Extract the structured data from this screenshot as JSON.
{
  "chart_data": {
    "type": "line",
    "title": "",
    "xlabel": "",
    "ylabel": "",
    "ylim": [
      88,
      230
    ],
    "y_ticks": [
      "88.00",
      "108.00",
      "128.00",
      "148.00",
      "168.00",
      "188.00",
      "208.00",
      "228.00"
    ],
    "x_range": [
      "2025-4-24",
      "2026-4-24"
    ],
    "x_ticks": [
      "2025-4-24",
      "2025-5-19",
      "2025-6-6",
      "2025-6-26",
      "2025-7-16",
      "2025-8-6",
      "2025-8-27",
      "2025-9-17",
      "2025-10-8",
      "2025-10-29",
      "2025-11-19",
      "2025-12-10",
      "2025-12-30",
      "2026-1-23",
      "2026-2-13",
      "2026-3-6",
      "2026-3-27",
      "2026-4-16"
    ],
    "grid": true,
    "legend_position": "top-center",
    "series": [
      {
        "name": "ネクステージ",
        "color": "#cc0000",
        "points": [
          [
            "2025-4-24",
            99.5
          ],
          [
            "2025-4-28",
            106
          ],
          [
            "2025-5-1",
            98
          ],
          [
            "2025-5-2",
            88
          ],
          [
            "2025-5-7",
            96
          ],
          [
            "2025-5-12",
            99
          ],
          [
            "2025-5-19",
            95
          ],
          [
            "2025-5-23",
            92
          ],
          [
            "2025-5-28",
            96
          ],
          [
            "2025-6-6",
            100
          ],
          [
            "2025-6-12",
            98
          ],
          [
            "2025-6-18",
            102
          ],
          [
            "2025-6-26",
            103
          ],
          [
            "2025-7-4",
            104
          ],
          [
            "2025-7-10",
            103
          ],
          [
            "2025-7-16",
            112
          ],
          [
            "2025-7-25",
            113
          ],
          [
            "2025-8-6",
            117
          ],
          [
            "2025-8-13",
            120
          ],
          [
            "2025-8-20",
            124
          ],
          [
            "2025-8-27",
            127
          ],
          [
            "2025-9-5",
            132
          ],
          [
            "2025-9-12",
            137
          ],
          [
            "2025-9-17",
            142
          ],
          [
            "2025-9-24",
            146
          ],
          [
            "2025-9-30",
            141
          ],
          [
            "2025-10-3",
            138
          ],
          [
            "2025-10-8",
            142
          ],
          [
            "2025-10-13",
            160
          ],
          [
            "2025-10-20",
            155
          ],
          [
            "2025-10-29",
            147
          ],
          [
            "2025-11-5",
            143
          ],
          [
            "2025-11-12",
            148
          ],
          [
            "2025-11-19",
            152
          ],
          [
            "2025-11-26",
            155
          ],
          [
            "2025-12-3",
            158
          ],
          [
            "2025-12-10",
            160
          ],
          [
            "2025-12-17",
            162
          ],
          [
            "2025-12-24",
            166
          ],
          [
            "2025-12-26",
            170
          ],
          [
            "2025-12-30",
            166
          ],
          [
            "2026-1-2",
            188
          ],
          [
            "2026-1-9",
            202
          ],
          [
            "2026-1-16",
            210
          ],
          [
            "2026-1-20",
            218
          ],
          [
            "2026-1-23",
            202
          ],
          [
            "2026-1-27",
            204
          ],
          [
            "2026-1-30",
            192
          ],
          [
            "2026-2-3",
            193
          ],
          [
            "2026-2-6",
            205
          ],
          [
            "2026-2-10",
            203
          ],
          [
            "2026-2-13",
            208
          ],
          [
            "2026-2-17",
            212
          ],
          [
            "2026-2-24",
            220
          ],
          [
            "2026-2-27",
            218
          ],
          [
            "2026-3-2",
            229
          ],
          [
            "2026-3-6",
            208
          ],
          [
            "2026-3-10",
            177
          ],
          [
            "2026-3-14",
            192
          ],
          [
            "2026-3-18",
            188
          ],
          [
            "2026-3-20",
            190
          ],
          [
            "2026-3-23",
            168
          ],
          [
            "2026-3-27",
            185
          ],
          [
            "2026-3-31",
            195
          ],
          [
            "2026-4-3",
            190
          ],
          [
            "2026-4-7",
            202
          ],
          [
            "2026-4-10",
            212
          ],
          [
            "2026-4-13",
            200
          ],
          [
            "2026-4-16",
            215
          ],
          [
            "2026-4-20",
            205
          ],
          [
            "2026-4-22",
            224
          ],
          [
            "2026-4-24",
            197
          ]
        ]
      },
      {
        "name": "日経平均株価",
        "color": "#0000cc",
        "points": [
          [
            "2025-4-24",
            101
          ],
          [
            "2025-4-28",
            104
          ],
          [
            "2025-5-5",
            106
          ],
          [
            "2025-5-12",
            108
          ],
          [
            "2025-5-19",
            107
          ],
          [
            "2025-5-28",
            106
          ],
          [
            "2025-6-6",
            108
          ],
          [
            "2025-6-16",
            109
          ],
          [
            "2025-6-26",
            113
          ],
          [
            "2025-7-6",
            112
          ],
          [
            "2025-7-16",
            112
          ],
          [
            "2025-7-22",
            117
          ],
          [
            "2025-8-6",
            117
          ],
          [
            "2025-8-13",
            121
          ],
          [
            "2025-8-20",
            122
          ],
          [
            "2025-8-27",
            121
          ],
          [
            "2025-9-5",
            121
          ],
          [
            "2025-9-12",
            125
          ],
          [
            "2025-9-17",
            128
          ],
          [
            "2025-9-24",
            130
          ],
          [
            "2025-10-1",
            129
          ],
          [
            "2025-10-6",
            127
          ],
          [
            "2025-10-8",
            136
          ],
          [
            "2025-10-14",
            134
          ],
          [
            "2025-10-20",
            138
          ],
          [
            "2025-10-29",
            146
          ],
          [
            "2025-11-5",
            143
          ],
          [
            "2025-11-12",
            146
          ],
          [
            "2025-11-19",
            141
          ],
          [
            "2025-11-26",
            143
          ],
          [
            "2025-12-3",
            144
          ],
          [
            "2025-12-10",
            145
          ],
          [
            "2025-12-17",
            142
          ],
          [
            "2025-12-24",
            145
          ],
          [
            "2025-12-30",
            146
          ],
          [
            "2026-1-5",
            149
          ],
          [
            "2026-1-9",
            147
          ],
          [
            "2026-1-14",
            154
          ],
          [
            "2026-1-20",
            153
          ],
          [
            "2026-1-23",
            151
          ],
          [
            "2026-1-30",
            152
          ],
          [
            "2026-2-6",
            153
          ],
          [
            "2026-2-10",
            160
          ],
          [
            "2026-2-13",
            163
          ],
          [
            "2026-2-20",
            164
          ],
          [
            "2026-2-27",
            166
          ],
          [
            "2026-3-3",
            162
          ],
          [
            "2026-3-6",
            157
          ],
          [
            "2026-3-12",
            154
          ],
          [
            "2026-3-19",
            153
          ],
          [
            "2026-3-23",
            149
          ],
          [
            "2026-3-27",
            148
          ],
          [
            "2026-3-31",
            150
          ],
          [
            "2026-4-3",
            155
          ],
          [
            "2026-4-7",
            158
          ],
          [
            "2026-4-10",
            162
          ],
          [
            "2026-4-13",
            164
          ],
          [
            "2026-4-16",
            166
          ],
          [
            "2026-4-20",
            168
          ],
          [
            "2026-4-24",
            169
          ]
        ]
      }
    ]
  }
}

[SHORT EXERCISE] Transcribe all lines as written.

[PROBLEM SOLUTION]
Extract the structured data from this screenshot as JSON.
{
  "chart_data": {
    "type": "line",
    "title": "",
    "xlabel": "",
    "ylabel": "",
    "ylim": [
      88,
      230
    ],
    "y_ticks": [
      "88.00",
      "108.00",
      "128.00",
      "148.00",
      "168.00",
      "188.00",
      "208.00",
      "228.00"
    ],
    "x_range": [
      "2025-4-24",
      "2026-4-24"
    ],
    "x_ticks": [
      "2025-4-24",
      "2025-5-19",
      "2025-6-6",
      "2025-6-26",
      "2025-7-16",
      "2025-8-6",
      "2025-8-27",
      "2025-9-17",
      "2025-10-8",
      "2025-10-29",
      "2025-11-19",
      "2025-12-10",
      "2025-12-30",
      "2026-1-23",
      "2026-2-13",
      "2026-3-6",
      "2026-3-27",
      "2026-4-16"
    ],
    "grid": true,
    "legend_position": "top-center",
    "series": [
      {
        "name": "ネクステージ",
        "color": "#cc0000",
        "points": [
          [
            "2025-4-24",
            99.5
          ],
          [
            "2025-4-28",
            106
          ],
          [
            "2025-5-1",
            98
          ],
          [
            "2025-5-2",
            88
          ],
          [
            "2025-5-7",
            96
          ],
          [
            "2025-5-12",
            99
          ],
          [
            "2025-5-19",
            95
          ],
          [
            "2025-5-23",
            92
          ],
          [
            "2025-5-28",
            96
          ],
          [
            "2025-6-6",
            100
          ],
          [
            "2025-6-12",
            98
          ],
          [
            "2025-6-18",
            102
          ],
          [
            "2025-6-26",
            103
          ],
          [
            "2025-7-4",
            104
          ],
          [
            "2025-7-10",
            103
          ],
          [
            "2025-7-16",
            112
          ],
          [
            "2025-7-25",
            113
          ],
          [
            "2025-8-6",
            117
          ],
          [
            "2025-8-13",
            120
          ],
          [
            "2025-8-20",
            124
          ],
          [
            "2025-8-27",
            127
          ],
          [
            "2025-9-5",
            132
          ],
          [
            "2025-9-12",
            137
          ],
          [
            "2025-9-17",
            142
          ],
          [
            "2025-9-24",
            146
          ],
          [
            "2025-9-30",
            141
          ],
          [
            "2025-10-3",
            138
          ],
          [
            "2025-10-8",
            142
          ],
          [
            "2025-10-13",
            160
          ],
          [
            "2025-10-20",
            155
          ],
          [
            "2025-10-29",
            147
          ],
          [
            "2025-11-5",
            143
          ],
          [
            "2025-11-12",
            148
          ],
          [
            "2025-11-19",
            152
          ],
          [
            "2025-11-26",
            155
          ],
          [
            "2025-12-3",
            158
          ],
          [
            "2025-12-10",
            160
          ],
          [
            "2025-12-17",
            162
          ],
          [
            "2025-12-24",
            166
          ],
          [
            "2025-12-26",
            170
          ],
          [
            "2025-12-30",
            166
          ],
          [
            "2026-1-2",
            188
          ],
          [
            "2026-1-9",
            202
          ],
          [
            "2026-1-16",
            210
          ],
          [
            "2026-1-20",
            218
          ],
          [
            "2026-1-23",
            202
          ],
          [
            "2026-1-27",
            204
          ],
          [
            "2026-1-30",
            192
          ],
          [
            "2026-2-3",
            193
          ],
          [
            "2026-2-6",
            205
          ],
          [
            "2026-2-10",
            203
          ],
          [
            "2026-2-13",
            208
          ],
          [
            "2026-2-17",
            212
          ],
          [
            "2026-2-24",
            220
          ],
          [
            "2026-2-27",
            218
          ],
          [
            "2026-3-2",
            229
          ],
          [
            "2026-3-6",
            208
          ],
          [
            "2026-3-10",
            177
          ],
          [
            "2026-3-14",
            192
          ],
          [
            "2026-3-18",
            188
          ],
          [
            "2026-3-20",
            190
          ],
          [
            "2026-3-23",
            168
          ],
          [
            "2026-3-27",
            185
          ],
          [
            "2026-3-31",
            195
          ],
          [
            "2026-4-3",
            190
          ],
          [
            "2026-4-7",
            202
          ],
          [
            "2026-4-10",
            212
          ],
          [
            "2026-4-13",
            200
          ],
          [
            "2026-4-16",
            215
          ],
          [
            "2026-4-20",
            205
          ],
          [
            "2026-4-22",
            224
          ],
          [
            "2026-4-24",
            197
          ]
        ]
      },
      {
        "name": "日経平均株価",
        "color": "#0000cc",
        "points": [
          [
            "2025-4-24",
            101
          ],
          [
            "2025-4-28",
            104
          ],
          [
            "2025-5-5",
            106
          ],
          [
            "2025-5-12",
            108
          ],
          [
            "2025-5-19",
            107
          ],
          [
            "2025-5-28",
            106
          ],
          [
            "2025-6-6",
            108
          ],
          [
            "2025-6-16",
            109
          ],
          [
            "2025-6-26",
            113
          ],
          [
            "2025-7-6",
            112
          ],
          [
            "2025-7-16",
            112
          ],
          [
            "2025-7-22",
            117
          ],
          [
            "2025-8-6",
            117
          ],
          [
            "2025-8-13",
            121
          ],
          [
            "2025-8-20",
            122
          ],
          [
            "2025-8-27",
            121
          ],
          [
            "2025-9-5",
            121
          ],
          [
            "2025-9-12",
            125
          ],
          [
            "2025-9-17",
            128
          ],
          [
            "2025-9-24",
            130
          ],
          [
            "2025-10-1",
            129
          ],
          [
            "2025-10-6",
            127
          ],
          [
            "2025-10-8",
            136
          ],
          [
            "2025-10-14",
            134
          ],
          [
            "2025-10-20",
            138
          ],
          [
            "2025-10-29",
            146
          ],
          [
            "2025-11-5",
            143
          ],
          [
            "2025-11-12",
            146
          ],
          [
            "2025-11-19",
            141
          ],
          [
            "2025-11-26",
            143
          ],
          [
            "2025-12-3",
            144
          ],
          [
            "2025-12-10",
            145
          ],
          [
            "2025-12-17",
            142
          ],
          [
            "2025-12-24",
            145
          ],
          [
            "2025-12-30",
            146
          ],
          [
            "2026-1-5",
            149
          ],
          [
            "2026-1-9",
            147
          ],
          [
            "2026-1-14",
            154
          ],
          [
            "2026-1-20",
            153
          ],
          [
            "2026-1-23",
            151
          ],
          [
            "2026-1-30",
            152
          ],
          [
            "2026-2-6",
            153
          ],
          [
            "2026-2-10",
            160
          ],
          [
            "2026-2-13",
            163
          ],
          [
            "2026-2-20",
            164
          ],
          [
            "2026-2-27",
            166
          ],
          [
            "2026-3-3",
            162
          ],
          [
            "2026-3-6",
            157
          ],
          [
            "2026-3-12",
            154
          ],
          [
            "2026-3-19",
            153
          ],
          [
            "2026-3-23",
            149
          ],
          [
            "2026-3-27",
            148
          ],
          [
            "2026-3-31",
            150
          ],
          [
            "2026-4-3",
            155
          ],
          [
            "2026-4-7",
            158
          ],
          [
            "2026-4-10",
            162
          ],
          [
            "2026-4-13",
            164
          ],
          [
            "2026-4-16",
            166
          ],
          [
            "2026-4-20",
            168
          ],
          [
            "2026-4-24",
            169
          ]
        ]
      }
    ]
  }
}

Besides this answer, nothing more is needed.